> WRITTEN INSTRUCTION:
What follows is a set of records, each of which is to be written out exactly.

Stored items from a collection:
+++++
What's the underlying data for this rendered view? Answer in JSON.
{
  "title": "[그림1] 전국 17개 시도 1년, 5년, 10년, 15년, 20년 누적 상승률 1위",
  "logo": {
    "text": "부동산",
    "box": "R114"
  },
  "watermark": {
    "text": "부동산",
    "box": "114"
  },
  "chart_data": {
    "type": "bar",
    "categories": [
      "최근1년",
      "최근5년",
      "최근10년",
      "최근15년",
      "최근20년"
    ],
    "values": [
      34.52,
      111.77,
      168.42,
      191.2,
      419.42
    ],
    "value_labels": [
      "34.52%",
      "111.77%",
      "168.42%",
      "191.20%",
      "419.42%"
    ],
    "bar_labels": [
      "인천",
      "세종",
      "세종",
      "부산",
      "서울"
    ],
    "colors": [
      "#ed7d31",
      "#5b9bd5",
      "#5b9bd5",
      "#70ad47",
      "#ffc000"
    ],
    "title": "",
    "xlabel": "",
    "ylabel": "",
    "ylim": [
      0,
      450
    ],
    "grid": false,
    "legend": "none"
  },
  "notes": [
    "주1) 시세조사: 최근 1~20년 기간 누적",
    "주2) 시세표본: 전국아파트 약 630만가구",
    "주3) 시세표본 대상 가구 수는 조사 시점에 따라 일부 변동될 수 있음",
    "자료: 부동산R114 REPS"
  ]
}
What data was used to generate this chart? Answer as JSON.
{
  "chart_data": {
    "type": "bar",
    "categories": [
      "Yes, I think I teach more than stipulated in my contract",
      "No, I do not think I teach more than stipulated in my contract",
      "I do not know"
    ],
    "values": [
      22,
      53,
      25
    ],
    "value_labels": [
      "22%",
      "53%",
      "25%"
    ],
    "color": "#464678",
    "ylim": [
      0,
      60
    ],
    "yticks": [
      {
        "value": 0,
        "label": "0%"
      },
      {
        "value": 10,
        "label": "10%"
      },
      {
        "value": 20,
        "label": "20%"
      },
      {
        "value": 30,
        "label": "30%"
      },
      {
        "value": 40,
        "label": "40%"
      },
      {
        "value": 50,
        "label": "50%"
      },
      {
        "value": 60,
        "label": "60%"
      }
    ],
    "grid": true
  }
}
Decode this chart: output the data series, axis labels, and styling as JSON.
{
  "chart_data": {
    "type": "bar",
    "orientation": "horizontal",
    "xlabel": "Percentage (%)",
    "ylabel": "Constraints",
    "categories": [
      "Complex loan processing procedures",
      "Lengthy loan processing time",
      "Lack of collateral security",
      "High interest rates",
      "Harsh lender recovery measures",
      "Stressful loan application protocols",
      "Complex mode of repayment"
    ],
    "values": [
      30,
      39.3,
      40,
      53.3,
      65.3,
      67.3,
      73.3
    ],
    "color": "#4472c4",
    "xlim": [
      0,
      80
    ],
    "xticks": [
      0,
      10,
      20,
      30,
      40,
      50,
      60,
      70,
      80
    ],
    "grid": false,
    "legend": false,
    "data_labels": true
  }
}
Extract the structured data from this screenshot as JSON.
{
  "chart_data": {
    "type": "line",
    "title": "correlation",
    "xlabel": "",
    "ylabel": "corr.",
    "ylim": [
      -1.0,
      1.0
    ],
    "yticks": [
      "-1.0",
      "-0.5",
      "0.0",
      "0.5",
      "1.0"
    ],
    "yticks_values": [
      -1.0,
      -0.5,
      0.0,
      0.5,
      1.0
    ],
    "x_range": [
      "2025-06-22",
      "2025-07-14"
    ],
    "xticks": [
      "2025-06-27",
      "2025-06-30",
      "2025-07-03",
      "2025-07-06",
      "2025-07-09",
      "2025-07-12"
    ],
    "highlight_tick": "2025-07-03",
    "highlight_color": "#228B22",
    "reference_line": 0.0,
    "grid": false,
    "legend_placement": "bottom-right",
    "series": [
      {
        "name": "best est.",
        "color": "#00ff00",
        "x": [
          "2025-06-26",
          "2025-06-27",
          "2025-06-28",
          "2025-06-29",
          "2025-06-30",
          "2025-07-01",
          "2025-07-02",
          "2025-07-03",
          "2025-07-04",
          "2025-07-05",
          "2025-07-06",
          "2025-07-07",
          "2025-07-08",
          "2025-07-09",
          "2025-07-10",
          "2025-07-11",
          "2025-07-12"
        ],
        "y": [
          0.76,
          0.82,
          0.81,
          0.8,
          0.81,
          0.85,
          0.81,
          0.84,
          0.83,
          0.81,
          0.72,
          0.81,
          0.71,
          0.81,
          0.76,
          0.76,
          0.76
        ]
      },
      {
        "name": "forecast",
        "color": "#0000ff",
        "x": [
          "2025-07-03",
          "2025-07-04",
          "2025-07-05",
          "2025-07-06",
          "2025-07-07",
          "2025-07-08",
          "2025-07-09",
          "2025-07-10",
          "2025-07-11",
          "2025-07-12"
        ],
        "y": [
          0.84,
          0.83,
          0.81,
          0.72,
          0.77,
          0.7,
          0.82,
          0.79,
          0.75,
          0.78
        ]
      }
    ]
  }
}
+++++
> EXERCISE RESPONSE:
What's the underlying data for this rendered view? Answer in JSON.
{
  "title": "[그림1] 전국 17개 시도 1년, 5년, 10년, 15년, 20년 누적 상승률 1위",
  "logo": {
    "text": "부동산",
    "box": "R114"
  },
  "watermark": {
    "text": "부동산",
    "box": "114"
  },
  "chart_data": {
    "type": "bar",
    "categories": [
      "최근1년",
      "최근5년",
      "최근10년",
      "최근15년",
      "최근20년"
    ],
    "values": [
      34.52,
      111.77,
      168.42,
      191.2,
      419.42
    ],
    "value_labels": [
      "34.52%",
      "111.77%",
      "168.42%",
      "191.20%",
      "419.42%"
    ],
    "bar_labels": [
      "인천",
      "세종",
      "세종",
      "부산",
      "서울"
    ],
    "colors": [
      "#ed7d31",
      "#5b9bd5",
      "#5b9bd5",
      "#70ad47",
      "#ffc000"
    ],
    "title": "",
    "xlabel": "",
    "ylabel": "",
    "ylim": [
      0,
      450
    ],
    "grid": false,
    "legend": "none"
  },
  "notes": [
    "주1) 시세조사: 최근 1~20년 기간 누적",
    "주2) 시세표본: 전국아파트 약 630만가구",
    "주3) 시세표본 대상 가구 수는 조사 시점에 따라 일부 변동될 수 있음",
    "자료: 부동산R114 REPS"
  ]
}
What data was used to generate this chart? Answer as JSON.
{
  "chart_data": {
    "type": "bar",
    "categories": [
      "Yes, I think I teach more than stipulated in my contract",
      "No, I do not think I teach more than stipulated in my contract",
      "I do not know"
    ],
    "values": [
      22,
      53,
      25
    ],
    "value_labels": [
      "22%",
      "53%",
      "25%"
    ],
    "color": "#464678",
    "ylim": [
      0,
      60
    ],
    "yticks": [
      {
        "value": 0,
        "label": "0%"
      },
      {
        "value": 10,
        "label": "10%"
      },
      {
        "value": 20,
        "label": "20%"
      },
      {
        "value": 30,
        "label": "30%"
      },
      {
        "value": 40,
        "label": "40%"
      },
      {
        "value": 50,
        "label": "50%"
      },
      {
        "value": 60,
        "label": "60%"
      }
    ],
    "grid": true
  }
}
Decode this chart: output the data series, axis labels, and styling as JSON.
{
  "chart_data": {
    "type": "bar",
    "orientation": "horizontal",
    "xlabel": "Percentage (%)",
    "ylabel": "Constraints",
    "categories": [
      "Complex loan processing procedures",
      "Lengthy loan processing time",
      "Lack of collateral security",
      "High interest rates",
      "Harsh lender recovery measures",
      "Stressful loan application protocols",
      "Complex mode of repayment"
    ],
    "values": [
      30,
      39.3,
      40,
      53.3,
      65.3,
      67.3,
      73.3
    ],
    "color": "#4472c4",
    "xlim": [
      0,
      80
    ],
    "xticks": [
      0,
      10,
      20,
      30,
      40,
      50,
      60,
      70,
      80
    ],
    "grid": false,
    "legend": false,
    "data_labels": true
  }
}
Extract the structured data from this screenshot as JSON.
{
  "chart_data": {
    "type": "line",
    "title": "correlation",
    "xlabel": "",
    "ylabel": "corr.",
    "ylim": [
      -1.0,
      1.0
    ],
    "yticks": [
      "-1.0",
      "-0.5",
      "0.0",
      "0.5",
      "1.0"
    ],
    "yticks_values": [
      -1.0,
      -0.5,
      0.0,
      0.5,
      1.0
    ],
    "x_range": [
      "2025-06-22",
      "2025-07-14"
    ],
    "xticks": [
      "2025-06-27",
      "2025-06-30",
      "2025-07-03",
      "2025-07-06",
      "2025-07-09",
      "2025-07-12"
    ],
    "highlight_tick": "2025-07-03",
    "highlight_color": "#228B22",
    "reference_line": 0.0,
    "grid": false,
    "legend_placement": "bottom-right",
    "series": [
      {
        "name": "best est.",
        "color": "#00ff00",
        "x": [
          "2025-06-26",
          "2025-06-27",
          "2025-06-28",
          "2025-06-29",
          "2025-06-30",
          "2025-07-01",
          "2025-07-02",
          "2025-07-03",
          "2025-07-04",
          "2025-07-05",
          "2025-07-06",
          "2025-07-07",
          "2025-07-08",
          "2025-07-09",
          "2025-07-10",
          "2025-07-11",
          "2025-07-12"
        ],
        "y": [
          0.76,
          0.82,
          0.81,
          0.8,
          0.81,
          0.85,
          0.81,
          0.84,
          0.83,
          0.81,
          0.72,
          0.81,
          0.71,
          0.81,
          0.76,
          0.76,
          0.76
        ]
      },
      {
        "name": "forecast",
        "color": "#0000ff",
        "x": [
          "2025-07-03",
          "2025-07-04",
          "2025-07-05",
          "2025-07-06",
          "2025-07-07",
          "2025-07-08",
          "2025-07-09",
          "2025-07-10",
          "2025-07-11",
          "2025-07-12"
        ],
        "y": [
          0.84,
          0.83,
          0.81,
          0.72,
          0.77,
          0.7,
          0.82,
          0.79,
          0.75,
          0.78
        ]
      }
    ]
  }
}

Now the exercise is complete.